begin RECORD SET
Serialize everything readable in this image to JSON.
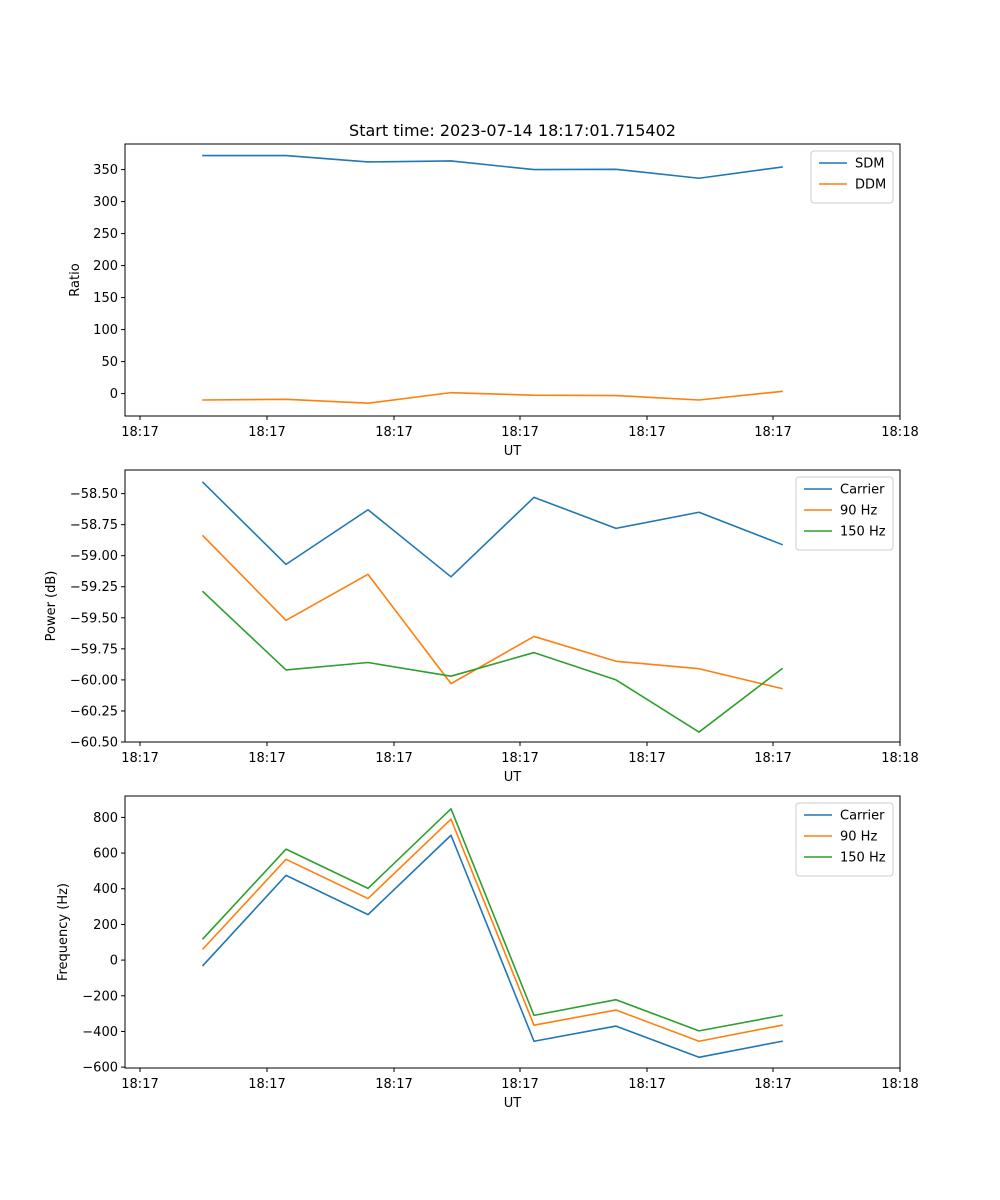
{
  "title": "Start time: 2023-07-14 18:17:01.715402",
  "colors": {
    "c0": "#1f77b4",
    "c1": "#ff7f0e",
    "c2": "#2ca02c"
  },
  "chart_data": [
    {
      "type": "line",
      "xlabel": "UT",
      "ylabel": "Ratio",
      "x_ticks": [
        "18:17",
        "18:17",
        "18:17",
        "18:17",
        "18:17",
        "18:17",
        "18:18"
      ],
      "ylim": [
        -35,
        390
      ],
      "y_ticks": [
        0,
        50,
        100,
        150,
        200,
        250,
        300,
        350
      ],
      "y_tick_labels": [
        "0",
        "50",
        "100",
        "150",
        "200",
        "250",
        "300",
        "350"
      ],
      "legend": "top-right",
      "series": [
        {
          "name": "SDM",
          "values": [
            372,
            372,
            362,
            363.5,
            350,
            350.5,
            336.5,
            354
          ]
        },
        {
          "name": "DDM",
          "values": [
            -10,
            -9,
            -15,
            1.5,
            -2.5,
            -3,
            -10,
            3.5
          ]
        }
      ]
    },
    {
      "type": "line",
      "xlabel": "UT",
      "ylabel": "Power (dB)",
      "x_ticks": [
        "18:17",
        "18:17",
        "18:17",
        "18:17",
        "18:17",
        "18:17",
        "18:18"
      ],
      "ylim": [
        -60.5,
        -58.31
      ],
      "y_ticks": [
        -58.5,
        -58.75,
        -59.0,
        -59.25,
        -59.5,
        -59.75,
        -60.0,
        -60.25,
        -60.5
      ],
      "y_tick_labels": [
        "−58.50",
        "−58.75",
        "−59.00",
        "−59.25",
        "−59.50",
        "−59.75",
        "−60.00",
        "−60.25",
        "−60.50"
      ],
      "legend": "top-right",
      "series": [
        {
          "name": "Carrier",
          "values": [
            -58.41,
            -59.07,
            -58.63,
            -59.17,
            -58.53,
            -58.78,
            -58.65,
            -58.91
          ]
        },
        {
          "name": "90 Hz",
          "values": [
            -58.84,
            -59.52,
            -59.15,
            -60.03,
            -59.65,
            -59.85,
            -59.91,
            -60.07
          ]
        },
        {
          "name": "150 Hz",
          "values": [
            -59.29,
            -59.92,
            -59.86,
            -59.97,
            -59.78,
            -60.0,
            -60.42,
            -59.91
          ]
        }
      ]
    },
    {
      "type": "line",
      "xlabel": "UT",
      "ylabel": "Frequency (Hz)",
      "x_ticks": [
        "18:17",
        "18:17",
        "18:17",
        "18:17",
        "18:17",
        "18:17",
        "18:18"
      ],
      "ylim": [
        -605,
        920
      ],
      "y_ticks": [
        -600,
        -400,
        -200,
        0,
        200,
        400,
        600,
        800
      ],
      "y_tick_labels": [
        "−600",
        "−400",
        "−200",
        "0",
        "200",
        "400",
        "600",
        "800"
      ],
      "legend": "top-right",
      "series": [
        {
          "name": "Carrier",
          "values": [
            -30,
            475,
            255,
            700,
            -455,
            -370,
            -545,
            -455
          ]
        },
        {
          "name": "90 Hz",
          "values": [
            63,
            565,
            345,
            790,
            -365,
            -280,
            -455,
            -365
          ]
        },
        {
          "name": "150 Hz",
          "values": [
            120,
            622,
            402,
            848,
            -310,
            -222,
            -397,
            -310
          ]
        }
      ]
    }
  ]
}
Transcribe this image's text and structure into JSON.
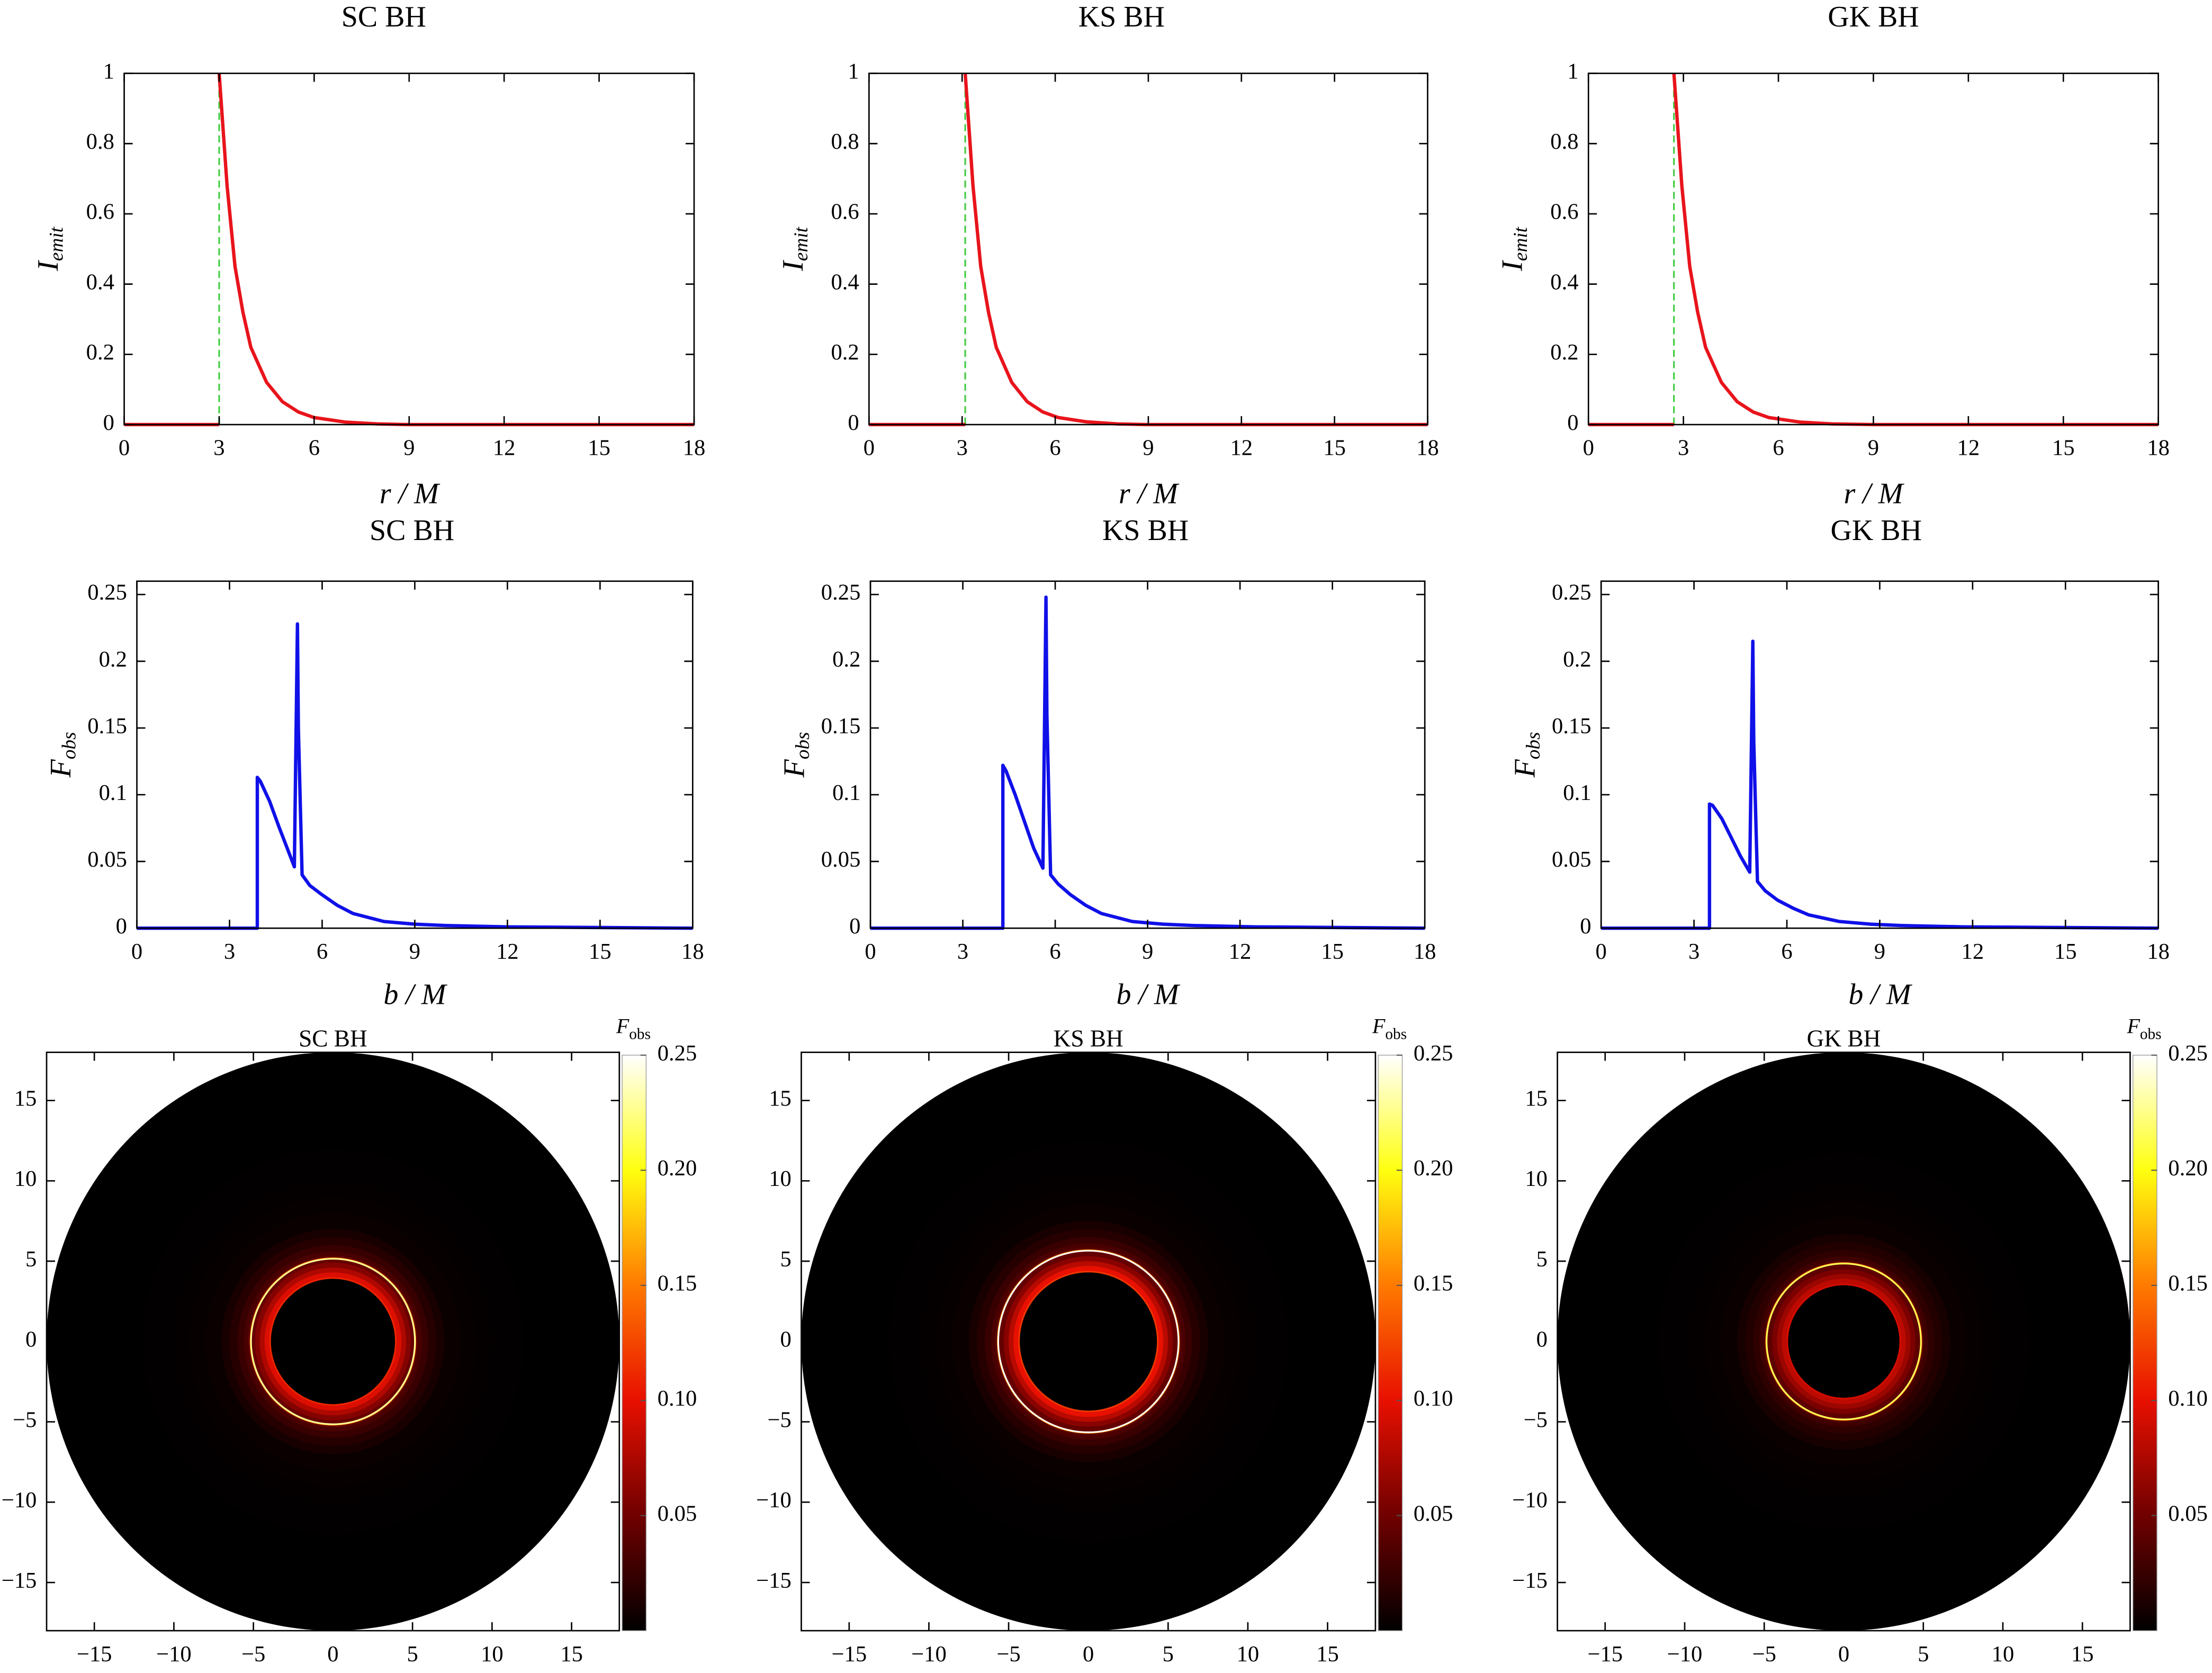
{
  "chart_data": [
    {
      "type": "line",
      "title": "SC BH",
      "x_label": "r / M",
      "y_label": [
        "I",
        "emit"
      ],
      "xlim": [
        0,
        18
      ],
      "ylim": [
        0,
        1
      ],
      "xticks": [
        0,
        3,
        6,
        9,
        12,
        15,
        18
      ],
      "yticks": [
        0,
        0.2,
        0.4,
        0.6,
        0.8,
        1
      ],
      "x": [
        0,
        3,
        3,
        3,
        3.25,
        3.5,
        3.75,
        4,
        4.5,
        5,
        5.5,
        6,
        7,
        8,
        9,
        12,
        18
      ],
      "series": [
        {
          "color": "#e8141c",
          "values": [
            0,
            0,
            null,
            1,
            0.68,
            0.45,
            0.32,
            0.22,
            0.12,
            0.065,
            0.036,
            0.02,
            0.007,
            0.002,
            0,
            0,
            0
          ]
        }
      ],
      "reference_line": {
        "x": 3,
        "color": "#44cc44",
        "style": "dashed"
      }
    },
    {
      "type": "line",
      "title": "KS BH",
      "x_label": "r / M",
      "y_label": [
        "I",
        "emit"
      ],
      "xlim": [
        0,
        18
      ],
      "ylim": [
        0,
        1
      ],
      "xticks": [
        0,
        3,
        6,
        9,
        12,
        15,
        18
      ],
      "yticks": [
        0,
        0.2,
        0.4,
        0.6,
        0.8,
        1
      ],
      "x": [
        0,
        3.1,
        3.1,
        3.1,
        3.35,
        3.6,
        3.85,
        4.1,
        4.6,
        5.1,
        5.6,
        6.1,
        7,
        8,
        9,
        12,
        18
      ],
      "series": [
        {
          "color": "#e8141c",
          "values": [
            0,
            0,
            null,
            1,
            0.68,
            0.45,
            0.32,
            0.22,
            0.12,
            0.065,
            0.036,
            0.02,
            0.008,
            0.002,
            0,
            0,
            0
          ]
        }
      ],
      "reference_line": {
        "x": 3.1,
        "color": "#44cc44",
        "style": "dashed"
      }
    },
    {
      "type": "line",
      "title": "GK BH",
      "x_label": "r / M",
      "y_label": [
        "I",
        "emit"
      ],
      "xlim": [
        0,
        18
      ],
      "ylim": [
        0,
        1
      ],
      "xticks": [
        0,
        3,
        6,
        9,
        12,
        15,
        18
      ],
      "yticks": [
        0,
        0.2,
        0.4,
        0.6,
        0.8,
        1
      ],
      "x": [
        0,
        2.7,
        2.7,
        2.7,
        2.95,
        3.2,
        3.45,
        3.7,
        4.2,
        4.7,
        5.2,
        5.7,
        6.7,
        7.7,
        9,
        12,
        18
      ],
      "series": [
        {
          "color": "#e8141c",
          "values": [
            0,
            0,
            null,
            1,
            0.68,
            0.45,
            0.32,
            0.22,
            0.12,
            0.065,
            0.036,
            0.02,
            0.007,
            0.002,
            0,
            0,
            0
          ]
        }
      ],
      "reference_line": {
        "x": 2.7,
        "color": "#44cc44",
        "style": "dashed"
      }
    },
    {
      "type": "line",
      "title": "SC BH",
      "x_label": "b / M",
      "y_label": [
        "F",
        "obs"
      ],
      "xlim": [
        0,
        18
      ],
      "ylim": [
        0,
        0.26
      ],
      "xticks": [
        0,
        3,
        6,
        9,
        12,
        15,
        18
      ],
      "yticks": [
        0,
        0.05,
        0.1,
        0.15,
        0.2,
        0.25
      ],
      "x": [
        0,
        3.9,
        3.9,
        4.0,
        4.3,
        4.6,
        4.9,
        5.1,
        5.2,
        5.23,
        5.35,
        5.6,
        6,
        6.5,
        7,
        8,
        9,
        10,
        12,
        18
      ],
      "series": [
        {
          "color": "#1010e8",
          "values": [
            0,
            0,
            0.113,
            0.11,
            0.095,
            0.076,
            0.058,
            0.046,
            0.228,
            0.15,
            0.04,
            0.032,
            0.025,
            0.017,
            0.011,
            0.005,
            0.003,
            0.002,
            0.001,
            0
          ]
        }
      ]
    },
    {
      "type": "line",
      "title": "KS BH",
      "x_label": "b / M",
      "y_label": [
        "F",
        "obs"
      ],
      "xlim": [
        0,
        18
      ],
      "ylim": [
        0,
        0.26
      ],
      "xticks": [
        0,
        3,
        6,
        9,
        12,
        15,
        18
      ],
      "yticks": [
        0,
        0.05,
        0.1,
        0.15,
        0.2,
        0.25
      ],
      "x": [
        0,
        4.3,
        4.3,
        4.4,
        4.7,
        5.0,
        5.3,
        5.6,
        5.7,
        5.73,
        5.85,
        6.1,
        6.5,
        7,
        7.5,
        8.5,
        9.5,
        10.5,
        12.5,
        18
      ],
      "series": [
        {
          "color": "#1010e8",
          "values": [
            0,
            0,
            0.122,
            0.118,
            0.1,
            0.08,
            0.06,
            0.045,
            0.248,
            0.16,
            0.04,
            0.033,
            0.025,
            0.017,
            0.011,
            0.005,
            0.003,
            0.002,
            0.001,
            0
          ]
        }
      ]
    },
    {
      "type": "line",
      "title": "GK BH",
      "x_label": "b / M",
      "y_label": [
        "F",
        "obs"
      ],
      "xlim": [
        0,
        18
      ],
      "ylim": [
        0,
        0.26
      ],
      "xticks": [
        0,
        3,
        6,
        9,
        12,
        15,
        18
      ],
      "yticks": [
        0,
        0.05,
        0.1,
        0.15,
        0.2,
        0.25
      ],
      "x": [
        0,
        3.5,
        3.5,
        3.6,
        3.9,
        4.2,
        4.5,
        4.8,
        4.9,
        4.93,
        5.05,
        5.3,
        5.7,
        6.2,
        6.7,
        7.7,
        8.7,
        9.7,
        11.7,
        18
      ],
      "series": [
        {
          "color": "#1010e8",
          "values": [
            0,
            0,
            0.093,
            0.092,
            0.082,
            0.068,
            0.054,
            0.042,
            0.215,
            0.14,
            0.035,
            0.028,
            0.021,
            0.015,
            0.01,
            0.005,
            0.003,
            0.002,
            0.001,
            0
          ]
        }
      ]
    },
    {
      "type": "heatmap",
      "title": "SC BH",
      "colorbar_label": [
        "F",
        "obs"
      ],
      "xlim": [
        -18,
        18
      ],
      "ylim": [
        -18,
        18
      ],
      "xticks": [
        {
          "value": -15,
          "label": "−15"
        },
        {
          "value": -10,
          "label": "−10"
        },
        {
          "value": -5,
          "label": "−5"
        },
        0,
        5,
        10,
        15
      ],
      "yticks": [
        {
          "value": -15,
          "label": "−15"
        },
        {
          "value": -10,
          "label": "−10"
        },
        {
          "value": -5,
          "label": "−5"
        },
        0,
        5,
        10,
        15
      ],
      "zlim": [
        0,
        0.25
      ],
      "zticks": [
        0.05,
        {
          "value": 0.1,
          "label": "0.10"
        },
        0.15,
        {
          "value": 0.2,
          "label": "0.20"
        },
        0.25
      ],
      "colormap": [
        "#000000",
        "#700000",
        "#e81000",
        "#ff7a00",
        "#ffff10",
        "#ffffff"
      ]
    },
    {
      "type": "heatmap",
      "title": "KS BH",
      "colorbar_label": [
        "F",
        "obs"
      ],
      "xlim": [
        -18,
        18
      ],
      "ylim": [
        -18,
        18
      ],
      "xticks": [
        {
          "value": -15,
          "label": "−15"
        },
        {
          "value": -10,
          "label": "−10"
        },
        {
          "value": -5,
          "label": "−5"
        },
        0,
        5,
        10,
        15
      ],
      "yticks": [
        {
          "value": -15,
          "label": "−15"
        },
        {
          "value": -10,
          "label": "−10"
        },
        {
          "value": -5,
          "label": "−5"
        },
        0,
        5,
        10,
        15
      ],
      "zlim": [
        0,
        0.25
      ],
      "zticks": [
        0.05,
        {
          "value": 0.1,
          "label": "0.10"
        },
        0.15,
        {
          "value": 0.2,
          "label": "0.20"
        },
        0.25
      ],
      "colormap": [
        "#000000",
        "#700000",
        "#e81000",
        "#ff7a00",
        "#ffff10",
        "#ffffff"
      ]
    },
    {
      "type": "heatmap",
      "title": "GK BH",
      "colorbar_label": [
        "F",
        "obs"
      ],
      "xlim": [
        -18,
        18
      ],
      "ylim": [
        -18,
        18
      ],
      "xticks": [
        {
          "value": -15,
          "label": "−15"
        },
        {
          "value": -10,
          "label": "−10"
        },
        {
          "value": -5,
          "label": "−5"
        },
        0,
        5,
        10,
        15
      ],
      "yticks": [
        {
          "value": -15,
          "label": "−15"
        },
        {
          "value": -10,
          "label": "−10"
        },
        {
          "value": -5,
          "label": "−5"
        },
        0,
        5,
        10,
        15
      ],
      "zlim": [
        0,
        0.25
      ],
      "zticks": [
        0.05,
        {
          "value": 0.1,
          "label": "0.10"
        },
        0.15,
        {
          "value": 0.2,
          "label": "0.20"
        },
        0.25
      ],
      "colormap": [
        "#000000",
        "#700000",
        "#e81000",
        "#ff7a00",
        "#ffff10",
        "#ffffff"
      ]
    }
  ]
}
end RECORD SET
| WORK INSTRUCTIONS |
Take every line that includes the string "JSON" and copy it.

| FULL ANSWER |
Serialize everything readable in this image to JSON.
Transcribe this image's text and structure into JSON.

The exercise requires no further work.